◆ **Objective**
Restate the full set of records exactly, word for word.

◆ **Given records**
____

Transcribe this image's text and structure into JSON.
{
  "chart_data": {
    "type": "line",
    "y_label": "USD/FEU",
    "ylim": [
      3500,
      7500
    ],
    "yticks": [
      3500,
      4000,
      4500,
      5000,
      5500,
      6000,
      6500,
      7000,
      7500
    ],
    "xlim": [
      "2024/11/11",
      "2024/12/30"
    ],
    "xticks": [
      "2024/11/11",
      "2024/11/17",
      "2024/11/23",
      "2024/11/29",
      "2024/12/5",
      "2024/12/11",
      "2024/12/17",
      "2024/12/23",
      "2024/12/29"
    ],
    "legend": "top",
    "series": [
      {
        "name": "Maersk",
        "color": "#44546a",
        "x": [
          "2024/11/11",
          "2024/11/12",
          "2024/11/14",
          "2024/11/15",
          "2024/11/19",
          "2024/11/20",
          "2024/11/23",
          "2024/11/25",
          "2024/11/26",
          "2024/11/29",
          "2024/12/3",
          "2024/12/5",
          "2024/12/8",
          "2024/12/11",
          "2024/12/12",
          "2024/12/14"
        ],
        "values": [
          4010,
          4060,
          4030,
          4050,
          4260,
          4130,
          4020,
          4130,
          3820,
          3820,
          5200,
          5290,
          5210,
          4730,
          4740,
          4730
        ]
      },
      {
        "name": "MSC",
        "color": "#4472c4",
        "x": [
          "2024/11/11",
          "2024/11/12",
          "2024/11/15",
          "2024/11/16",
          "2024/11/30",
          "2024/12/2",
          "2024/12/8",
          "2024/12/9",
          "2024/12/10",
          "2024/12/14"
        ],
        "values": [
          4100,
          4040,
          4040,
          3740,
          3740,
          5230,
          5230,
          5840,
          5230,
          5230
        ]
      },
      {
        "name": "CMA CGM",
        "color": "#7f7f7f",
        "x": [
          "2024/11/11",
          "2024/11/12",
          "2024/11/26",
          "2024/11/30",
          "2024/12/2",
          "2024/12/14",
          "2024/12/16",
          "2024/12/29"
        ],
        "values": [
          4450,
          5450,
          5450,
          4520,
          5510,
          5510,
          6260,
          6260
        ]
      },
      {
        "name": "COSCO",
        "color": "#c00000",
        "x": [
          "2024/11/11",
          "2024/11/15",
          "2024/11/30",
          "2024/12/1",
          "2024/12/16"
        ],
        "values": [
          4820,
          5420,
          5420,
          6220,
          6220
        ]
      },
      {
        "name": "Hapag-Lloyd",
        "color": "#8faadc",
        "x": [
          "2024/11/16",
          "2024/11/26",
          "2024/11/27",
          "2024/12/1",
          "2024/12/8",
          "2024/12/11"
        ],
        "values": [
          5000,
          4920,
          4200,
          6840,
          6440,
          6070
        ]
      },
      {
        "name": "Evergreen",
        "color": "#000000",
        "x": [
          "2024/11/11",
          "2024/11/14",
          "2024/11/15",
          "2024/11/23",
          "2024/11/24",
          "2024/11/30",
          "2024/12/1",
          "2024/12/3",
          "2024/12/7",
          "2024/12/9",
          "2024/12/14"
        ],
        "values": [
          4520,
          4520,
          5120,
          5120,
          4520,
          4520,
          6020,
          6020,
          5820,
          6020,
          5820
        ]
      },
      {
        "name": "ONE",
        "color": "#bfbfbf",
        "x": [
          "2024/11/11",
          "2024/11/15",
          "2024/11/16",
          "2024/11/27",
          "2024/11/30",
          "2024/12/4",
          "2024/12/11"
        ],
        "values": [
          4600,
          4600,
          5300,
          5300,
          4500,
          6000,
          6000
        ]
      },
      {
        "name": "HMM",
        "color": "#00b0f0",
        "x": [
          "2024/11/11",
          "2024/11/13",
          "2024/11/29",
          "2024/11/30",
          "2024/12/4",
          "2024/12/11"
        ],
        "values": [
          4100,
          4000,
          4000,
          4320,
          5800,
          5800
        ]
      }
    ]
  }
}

____

◆ **Exercise output**
Transcribe this image's text and structure into JSON.
{
  "chart_data": {
    "type": "line",
    "y_label": "USD/FEU",
    "ylim": [
      3500,
      7500
    ],
    "yticks": [
      3500,
      4000,
      4500,
      5000,
      5500,
      6000,
      6500,
      7000,
      7500
    ],
    "xlim": [
      "2024/11/11",
      "2024/12/30"
    ],
    "xticks": [
      "2024/11/11",
      "2024/11/17",
      "2024/11/23",
      "2024/11/29",
      "2024/12/5",
      "2024/12/11",
      "2024/12/17",
      "2024/12/23",
      "2024/12/29"
    ],
    "legend": "top",
    "series": [
      {
        "name": "Maersk",
        "color": "#44546a",
        "x": [
          "2024/11/11",
          "2024/11/12",
          "2024/11/14",
          "2024/11/15",
          "2024/11/19",
          "2024/11/20",
          "2024/11/23",
          "2024/11/25",
          "2024/11/26",
          "2024/11/29",
          "2024/12/3",
          "2024/12/5",
          "2024/12/8",
          "2024/12/11",
          "2024/12/12",
          "2024/12/14"
        ],
        "values": [
          4010,
          4060,
          4030,
          4050,
          4260,
          4130,
          4020,
          4130,
          3820,
          3820,
          5200,
          5290,
          5210,
          4730,
          4740,
          4730
        ]
      },
      {
        "name": "MSC",
        "color": "#4472c4",
        "x": [
          "2024/11/11",
          "2024/11/12",
          "2024/11/15",
          "2024/11/16",
          "2024/11/30",
          "2024/12/2",
          "2024/12/8",
          "2024/12/9",
          "2024/12/10",
          "2024/12/14"
        ],
        "values": [
          4100,
          4040,
          4040,
          3740,
          3740,
          5230,
          5230,
          5840,
          5230,
          5230
        ]
      },
      {
        "name": "CMA CGM",
        "color": "#7f7f7f",
        "x": [
          "2024/11/11",
          "2024/11/12",
          "2024/11/26",
          "2024/11/30",
          "2024/12/2",
          "2024/12/14",
          "2024/12/16",
          "2024/12/29"
        ],
        "values": [
          4450,
          5450,
          5450,
          4520,
          5510,
          5510,
          6260,
          6260
        ]
      },
      {
        "name": "COSCO",
        "color": "#c00000",
        "x": [
          "2024/11/11",
          "2024/11/15",
          "2024/11/30",
          "2024/12/1",
          "2024/12/16"
        ],
        "values": [
          4820,
          5420,
          5420,
          6220,
          6220
        ]
      },
      {
        "name": "Hapag-Lloyd",
        "color": "#8faadc",
        "x": [
          "2024/11/16",
          "2024/11/26",
          "2024/11/27",
          "2024/12/1",
          "2024/12/8",
          "2024/12/11"
        ],
        "values": [
          5000,
          4920,
          4200,
          6840,
          6440,
          6070
        ]
      },
      {
        "name": "Evergreen",
        "color": "#000000",
        "x": [
          "2024/11/11",
          "2024/11/14",
          "2024/11/15",
          "2024/11/23",
          "2024/11/24",
          "2024/11/30",
          "2024/12/1",
          "2024/12/3",
          "2024/12/7",
          "2024/12/9",
          "2024/12/14"
        ],
        "values": [
          4520,
          4520,
          5120,
          5120,
          4520,
          4520,
          6020,
          6020,
          5820,
          6020,
          5820
        ]
      },
      {
        "name": "ONE",
        "color": "#bfbfbf",
        "x": [
          "2024/11/11",
          "2024/11/15",
          "2024/11/16",
          "2024/11/27",
          "2024/11/30",
          "2024/12/4",
          "2024/12/11"
        ],
        "values": [
          4600,
          4600,
          5300,
          5300,
          4500,
          6000,
          6000
        ]
      },
      {
        "name": "HMM",
        "color": "#00b0f0",
        "x": [
          "2024/11/11",
          "2024/11/13",
          "2024/11/29",
          "2024/11/30",
          "2024/12/4",
          "2024/12/11"
        ],
        "values": [
          4100,
          4000,
          4000,
          4320,
          5800,
          5800
        ]
      }
    ]
  }
}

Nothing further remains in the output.